AIM OF THE TASK
Transcribe every entry word for word. Skip the pictures.

STORED DATA

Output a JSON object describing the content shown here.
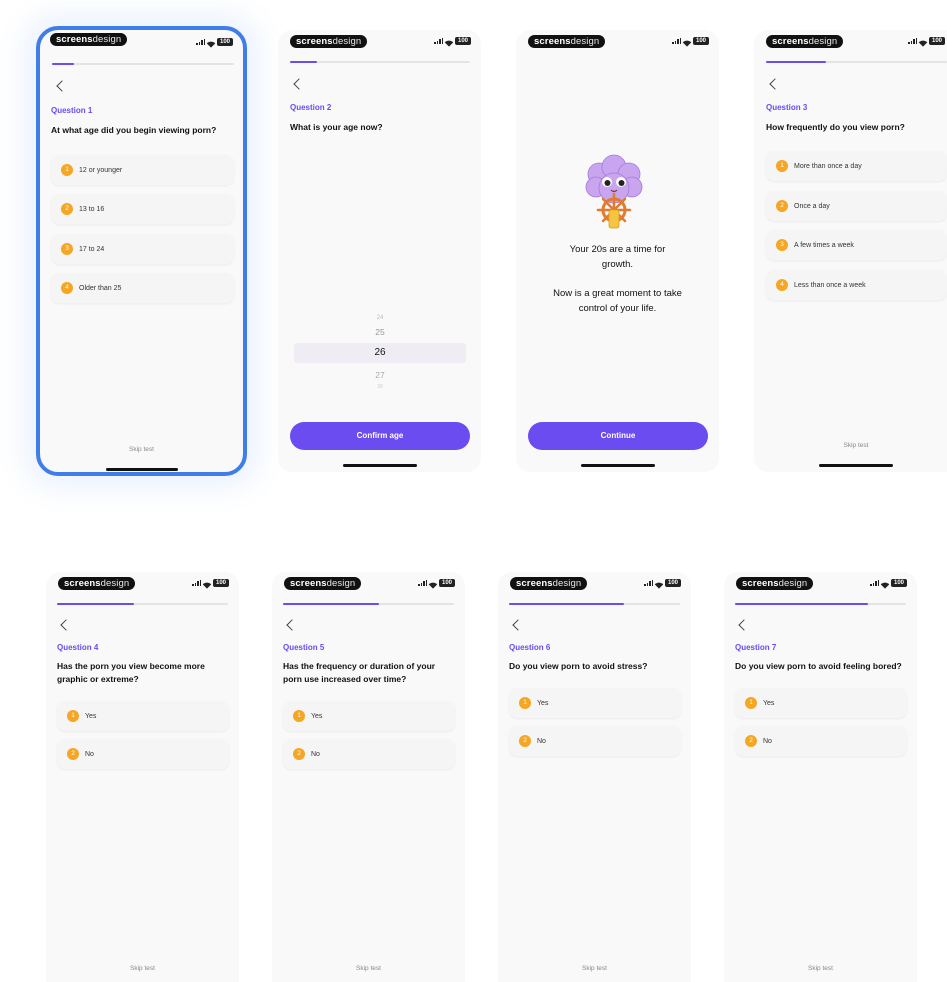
{
  "brand": {
    "bold": "screens",
    "regular": "design"
  },
  "status": {
    "battery": "100"
  },
  "skip_label": "Skip test",
  "screen1": {
    "question_label": "Question 1",
    "question_text": "At what age did you begin viewing porn?",
    "progress": 0.12,
    "options": [
      {
        "num": "1",
        "label": "12 or younger"
      },
      {
        "num": "2",
        "label": "13 to 16"
      },
      {
        "num": "3",
        "label": "17 to 24"
      },
      {
        "num": "4",
        "label": "Older than 25"
      }
    ]
  },
  "screen2": {
    "question_label": "Question 2",
    "question_text": "What is your age now?",
    "progress": 0.15,
    "picker": [
      "24",
      "25",
      "26",
      "27",
      "28"
    ],
    "selected_age": "26",
    "button_label": "Confirm age"
  },
  "screen3": {
    "message_line1": "Your 20s are a time for growth.",
    "message_line2": "Now is a great moment to take control of your life.",
    "button_label": "Continue"
  },
  "screen4": {
    "question_label": "Question 3",
    "question_text": "How frequently do you view porn?",
    "progress": 0.33,
    "options": [
      {
        "num": "1",
        "label": "More than once a day"
      },
      {
        "num": "2",
        "label": "Once a day"
      },
      {
        "num": "3",
        "label": "A few times a week"
      },
      {
        "num": "4",
        "label": "Less than once a week"
      }
    ]
  },
  "screen5": {
    "question_label": "Question 4",
    "question_text": "Has the porn you view become more graphic or extreme?",
    "progress": 0.45,
    "options": [
      {
        "num": "1",
        "label": "Yes"
      },
      {
        "num": "2",
        "label": "No"
      }
    ]
  },
  "screen6": {
    "question_label": "Question 5",
    "question_text": "Has the frequency or duration of your porn use increased over time?",
    "progress": 0.56,
    "options": [
      {
        "num": "1",
        "label": "Yes"
      },
      {
        "num": "2",
        "label": "No"
      }
    ]
  },
  "screen7": {
    "question_label": "Question 6",
    "question_text": "Do you view porn to avoid stress?",
    "progress": 0.67,
    "options": [
      {
        "num": "1",
        "label": "Yes"
      },
      {
        "num": "2",
        "label": "No"
      }
    ]
  },
  "screen8": {
    "question_label": "Question 7",
    "question_text": "Do you view porn to avoid feeling bored?",
    "progress": 0.78,
    "options": [
      {
        "num": "1",
        "label": "Yes"
      },
      {
        "num": "2",
        "label": "No"
      }
    ]
  },
  "colors": {
    "accent": "#6a4cf0",
    "badge": "#f5a623",
    "selection": "#3f7ee8"
  },
  "icons": {
    "back": "chevron-left-icon",
    "signal": "signal-icon",
    "wifi": "wifi-icon",
    "battery": "battery-icon",
    "mascot": "brain-mascot-icon"
  }
}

THE REPLY
Output a JSON object describing the content shown here.
{
  "brand": {
    "bold": "screens",
    "regular": "design"
  },
  "status": {
    "battery": "100"
  },
  "skip_label": "Skip test",
  "screen1": {
    "question_label": "Question 1",
    "question_text": "At what age did you begin viewing porn?",
    "progress": 0.12,
    "options": [
      {
        "num": "1",
        "label": "12 or younger"
      },
      {
        "num": "2",
        "label": "13 to 16"
      },
      {
        "num": "3",
        "label": "17 to 24"
      },
      {
        "num": "4",
        "label": "Older than 25"
      }
    ]
  },
  "screen2": {
    "question_label": "Question 2",
    "question_text": "What is your age now?",
    "progress": 0.15,
    "picker": [
      "24",
      "25",
      "26",
      "27",
      "28"
    ],
    "selected_age": "26",
    "button_label": "Confirm age"
  },
  "screen3": {
    "message_line1": "Your 20s are a time for growth.",
    "message_line2": "Now is a great moment to take control of your life.",
    "button_label": "Continue"
  },
  "screen4": {
    "question_label": "Question 3",
    "question_text": "How frequently do you view porn?",
    "progress": 0.33,
    "options": [
      {
        "num": "1",
        "label": "More than once a day"
      },
      {
        "num": "2",
        "label": "Once a day"
      },
      {
        "num": "3",
        "label": "A few times a week"
      },
      {
        "num": "4",
        "label": "Less than once a week"
      }
    ]
  },
  "screen5": {
    "question_label": "Question 4",
    "question_text": "Has the porn you view become more graphic or extreme?",
    "progress": 0.45,
    "options": [
      {
        "num": "1",
        "label": "Yes"
      },
      {
        "num": "2",
        "label": "No"
      }
    ]
  },
  "screen6": {
    "question_label": "Question 5",
    "question_text": "Has the frequency or duration of your porn use increased over time?",
    "progress": 0.56,
    "options": [
      {
        "num": "1",
        "label": "Yes"
      },
      {
        "num": "2",
        "label": "No"
      }
    ]
  },
  "screen7": {
    "question_label": "Question 6",
    "question_text": "Do you view porn to avoid stress?",
    "progress": 0.67,
    "options": [
      {
        "num": "1",
        "label": "Yes"
      },
      {
        "num": "2",
        "label": "No"
      }
    ]
  },
  "screen8": {
    "question_label": "Question 7",
    "question_text": "Do you view porn to avoid feeling bored?",
    "progress": 0.78,
    "options": [
      {
        "num": "1",
        "label": "Yes"
      },
      {
        "num": "2",
        "label": "No"
      }
    ]
  },
  "colors": {
    "accent": "#6a4cf0",
    "badge": "#f5a623",
    "selection": "#3f7ee8"
  },
  "icons": {
    "back": "chevron-left-icon",
    "signal": "signal-icon",
    "wifi": "wifi-icon",
    "battery": "battery-icon",
    "mascot": "brain-mascot-icon"
  }
}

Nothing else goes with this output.